** Begin AVAILABLE RECORDS **

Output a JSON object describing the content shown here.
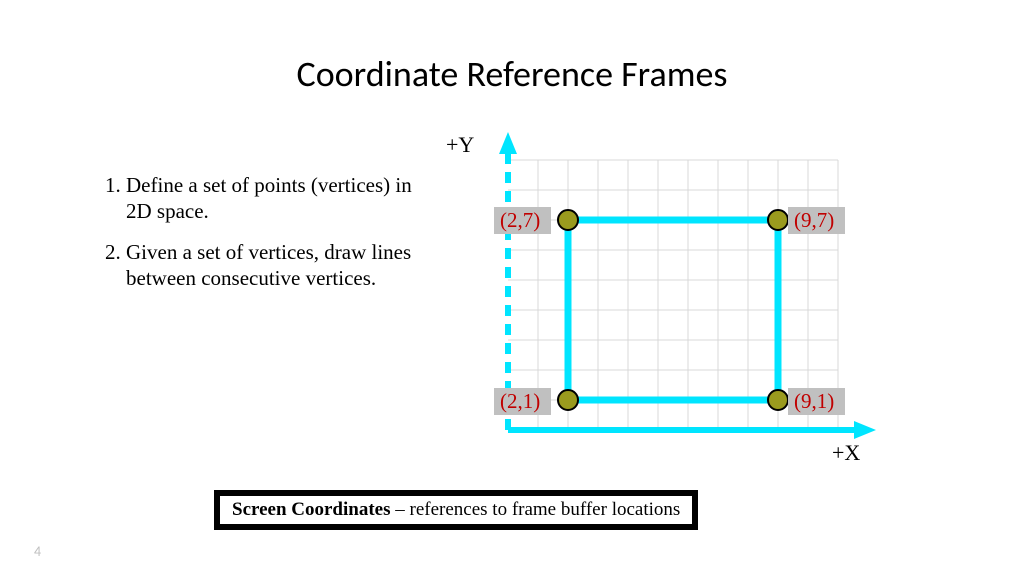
{
  "title": "Coordinate Reference Frames",
  "bullets": {
    "item1": "Define a set of points (vertices) in 2D space.",
    "item2": "Given a set of vertices, draw lines between consecutive vertices."
  },
  "axes": {
    "y": "+Y",
    "x": "+X"
  },
  "vertices": {
    "tl": "(2,7)",
    "tr": "(9,7)",
    "bl": "(2,1)",
    "br": "(9,1)"
  },
  "footer": {
    "bold": "Screen Coordinates",
    "rest": " – references to frame buffer locations"
  },
  "page_number": "4",
  "colors": {
    "axis": "#00e5ff",
    "vertex_fill": "#9a9a1e",
    "vertex_stroke": "#000",
    "label_bg": "#c0c0c0",
    "label_text": "#c00000",
    "grid": "#d9d9d9"
  },
  "chart_data": {
    "type": "scatter",
    "title": "Coordinate Reference Frames",
    "xlabel": "+X",
    "ylabel": "+Y",
    "xlim": [
      0,
      11
    ],
    "ylim": [
      0,
      9
    ],
    "points": [
      {
        "x": 2,
        "y": 7,
        "label": "(2,7)"
      },
      {
        "x": 9,
        "y": 7,
        "label": "(9,7)"
      },
      {
        "x": 9,
        "y": 1,
        "label": "(9,1)"
      },
      {
        "x": 2,
        "y": 1,
        "label": "(2,1)"
      }
    ],
    "polyline_closed": true
  }
}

** End AVAILABLE RECORDS **

**WORK TO COMPLETE**
Scan the records above for the string "vertices", then report every line that contains it.

**FINISHED EXERCISE**
    "item1": "Define a set of points (vertices) in 2D space.",
    "item2": "Given a set of vertices, draw lines between consecutive vertices."
  "vertices": {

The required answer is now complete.